## [REQUIRED WORK]
Copy the records below line for line, with nothing changed, but leave the pictures out of your answer.

## [EXCERPTED DATA]
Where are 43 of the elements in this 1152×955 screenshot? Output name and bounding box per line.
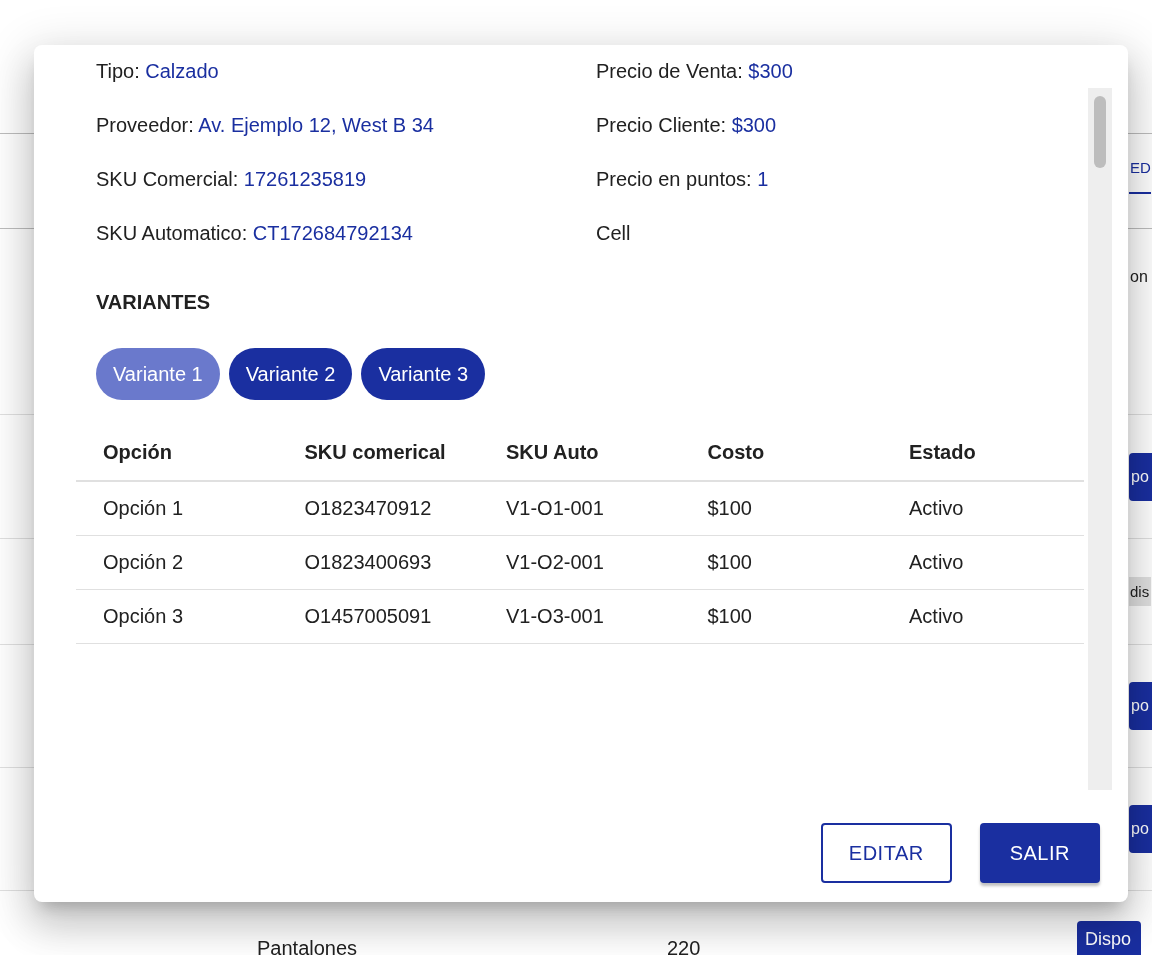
status-button[interactable]: po bbox=[1129, 452, 1152, 501]
table-cell-text: $100 bbox=[707, 551, 753, 574]
column-header: Estado bbox=[909, 440, 977, 464]
detail-field: SKU Comercial: 17261235819 bbox=[96, 167, 596, 191]
table-cell-text: V1-O2-001 bbox=[506, 551, 605, 574]
table-cell-text: O1823400693 bbox=[304, 551, 433, 574]
table-cell-text: O1823470912 bbox=[304, 497, 433, 520]
detail-field: Precio en puntos: 1 bbox=[596, 167, 1084, 191]
table-cell-text: Opción 1 bbox=[103, 497, 185, 520]
detail-field: Proveedor: Av. Ejemplo 12, West B 34 bbox=[96, 113, 596, 137]
quantity-text: 220 bbox=[667, 937, 701, 955]
table-cell-text: O1457005091 bbox=[304, 605, 433, 628]
detail-field: Cell bbox=[596, 221, 1084, 245]
variant-chip[interactable]: Variante 1 bbox=[96, 348, 220, 400]
column-header: SKU comerical bbox=[304, 440, 447, 464]
table-cell-text: $100 bbox=[707, 605, 753, 628]
column-header: SKU Auto bbox=[506, 440, 600, 464]
table-cell-text: Opción 2 bbox=[103, 551, 185, 574]
detail-field: Precio Cliente: $300 bbox=[596, 113, 1084, 137]
table-cell-text: Activo bbox=[909, 605, 965, 628]
exit-button[interactable]: SALIR bbox=[979, 823, 1100, 883]
status-button[interactable]: po bbox=[1129, 805, 1152, 853]
table-cell-text: V1-O3-001 bbox=[506, 605, 605, 628]
variant-chip[interactable]: Variante 2 bbox=[228, 348, 353, 400]
column-header: Costo bbox=[707, 440, 766, 464]
column-header: Opción bbox=[103, 440, 173, 464]
scrollbar[interactable] bbox=[1088, 88, 1112, 790]
table-cell-text: Opción 3 bbox=[103, 605, 185, 628]
table-cell-text: V1-O1-001 bbox=[506, 497, 605, 520]
table-cell-text: $100 bbox=[707, 497, 753, 520]
detail-field: Tipo: Calzado bbox=[96, 59, 596, 83]
variant-chip[interactable]: Variante 3 bbox=[361, 348, 486, 400]
detail-field: SKU Automatico: CT172684792134 bbox=[96, 221, 596, 245]
detail-field: Precio de Venta: $300 bbox=[596, 59, 1084, 83]
status-chip: dis bbox=[1129, 577, 1152, 606]
section-title: VARIANTES bbox=[95, 291, 212, 314]
status-button[interactable]: Dispo bbox=[1077, 921, 1142, 955]
table-cell-text: Activo bbox=[909, 497, 965, 520]
product-name: Pantalones bbox=[257, 937, 358, 955]
table-cell-text: Activo bbox=[909, 551, 965, 574]
edit-button[interactable]: EDITAR bbox=[820, 823, 952, 883]
status-text: on bbox=[1129, 267, 1148, 286]
status-button[interactable]: po bbox=[1129, 682, 1152, 730]
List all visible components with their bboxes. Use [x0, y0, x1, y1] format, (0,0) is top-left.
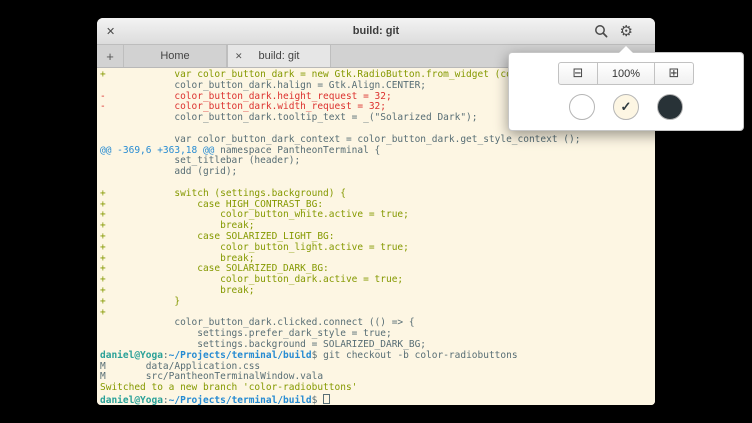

## [FINAL RESULT]
Where are 43 of the elements in this 1152×955 screenshot? Output name and bounding box per line.
status-button[interactable]: po bbox=[1129, 452, 1152, 501]
table-cell-text: $100 bbox=[707, 551, 753, 574]
column-header: Estado bbox=[909, 440, 977, 464]
detail-field: SKU Comercial: 17261235819 bbox=[96, 167, 596, 191]
table-cell-text: V1-O2-001 bbox=[506, 551, 605, 574]
table-cell-text: O1823400693 bbox=[304, 551, 433, 574]
table-cell-text: O1823470912 bbox=[304, 497, 433, 520]
detail-field: Precio en puntos: 1 bbox=[596, 167, 1084, 191]
table-cell-text: Opción 1 bbox=[103, 497, 185, 520]
detail-field: Proveedor: Av. Ejemplo 12, West B 34 bbox=[96, 113, 596, 137]
quantity-text: 220 bbox=[667, 937, 701, 955]
table-cell-text: O1457005091 bbox=[304, 605, 433, 628]
detail-field: Cell bbox=[596, 221, 1084, 245]
variant-chip[interactable]: Variante 1 bbox=[96, 348, 220, 400]
column-header: SKU comerical bbox=[304, 440, 447, 464]
table-cell-text: $100 bbox=[707, 605, 753, 628]
column-header: SKU Auto bbox=[506, 440, 600, 464]
table-cell-text: Opción 2 bbox=[103, 551, 185, 574]
detail-field: Precio Cliente: $300 bbox=[596, 113, 1084, 137]
table-cell-text: Activo bbox=[909, 605, 965, 628]
exit-button[interactable]: SALIR bbox=[979, 823, 1100, 883]
status-button[interactable]: po bbox=[1129, 805, 1152, 853]
table-cell-text: V1-O3-001 bbox=[506, 605, 605, 628]
variant-chip[interactable]: Variante 2 bbox=[228, 348, 353, 400]
column-header: Costo bbox=[707, 440, 766, 464]
column-header: Opción bbox=[103, 440, 173, 464]
scrollbar[interactable] bbox=[1088, 88, 1112, 790]
table-cell-text: Opción 3 bbox=[103, 605, 185, 628]
table-cell-text: V1-O1-001 bbox=[506, 497, 605, 520]
table-cell-text: $100 bbox=[707, 497, 753, 520]
detail-field: Tipo: Calzado bbox=[96, 59, 596, 83]
variant-chip[interactable]: Variante 3 bbox=[361, 348, 486, 400]
detail-field: SKU Automatico: CT172684792134 bbox=[96, 221, 596, 245]
detail-field: Precio de Venta: $300 bbox=[596, 59, 1084, 83]
status-chip: dis bbox=[1129, 577, 1152, 606]
section-title: VARIANTES bbox=[95, 291, 212, 314]
status-button[interactable]: Dispo bbox=[1077, 921, 1142, 955]
table-cell-text: Activo bbox=[909, 497, 965, 520]
product-name: Pantalones bbox=[257, 937, 358, 955]
table-cell-text: Activo bbox=[909, 551, 965, 574]
edit-button[interactable]: EDITAR bbox=[820, 823, 952, 883]
status-text: on bbox=[1129, 267, 1148, 286]
status-button[interactable]: po bbox=[1129, 682, 1152, 730]
List all visible components with their bboxes. Use [x0, y0, x1, y1] format, (0,0) is top-left.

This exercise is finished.